**PROVIDED ENTRIES:**

--- start ---

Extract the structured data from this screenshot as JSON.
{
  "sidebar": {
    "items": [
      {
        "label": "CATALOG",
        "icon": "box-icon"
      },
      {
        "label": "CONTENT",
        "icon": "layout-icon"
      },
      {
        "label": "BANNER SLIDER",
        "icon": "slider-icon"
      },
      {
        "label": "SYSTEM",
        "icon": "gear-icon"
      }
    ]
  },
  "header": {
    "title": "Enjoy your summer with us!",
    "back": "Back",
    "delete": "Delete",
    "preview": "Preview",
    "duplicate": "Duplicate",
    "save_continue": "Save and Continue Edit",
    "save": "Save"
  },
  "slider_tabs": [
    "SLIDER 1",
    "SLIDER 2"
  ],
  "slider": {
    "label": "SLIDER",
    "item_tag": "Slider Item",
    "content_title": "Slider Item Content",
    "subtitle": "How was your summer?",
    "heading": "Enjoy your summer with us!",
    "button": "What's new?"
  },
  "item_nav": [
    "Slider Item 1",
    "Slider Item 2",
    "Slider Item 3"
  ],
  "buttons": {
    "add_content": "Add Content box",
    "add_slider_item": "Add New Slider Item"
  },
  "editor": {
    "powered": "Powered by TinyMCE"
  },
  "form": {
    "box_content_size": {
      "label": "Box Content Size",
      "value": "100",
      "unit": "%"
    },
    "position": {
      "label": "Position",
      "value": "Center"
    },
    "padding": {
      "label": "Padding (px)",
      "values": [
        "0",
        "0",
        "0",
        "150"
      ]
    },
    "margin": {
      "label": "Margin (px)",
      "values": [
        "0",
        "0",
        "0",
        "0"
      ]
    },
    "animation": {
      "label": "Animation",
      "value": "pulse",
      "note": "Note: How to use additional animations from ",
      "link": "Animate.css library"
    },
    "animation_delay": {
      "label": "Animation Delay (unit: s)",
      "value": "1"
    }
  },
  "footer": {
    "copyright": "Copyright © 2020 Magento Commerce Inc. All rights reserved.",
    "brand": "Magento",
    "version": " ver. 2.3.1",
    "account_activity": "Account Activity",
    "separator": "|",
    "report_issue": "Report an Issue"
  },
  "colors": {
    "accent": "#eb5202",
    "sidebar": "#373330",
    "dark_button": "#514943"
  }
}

--- end ---

**EXERCISE DIRECTIONS:** Return all lines containing the word "your".

**THE ANSWER:**
    "title": "Enjoy your summer with us!",
    "subtitle": "How was your summer?",
    "heading": "Enjoy your summer with us!",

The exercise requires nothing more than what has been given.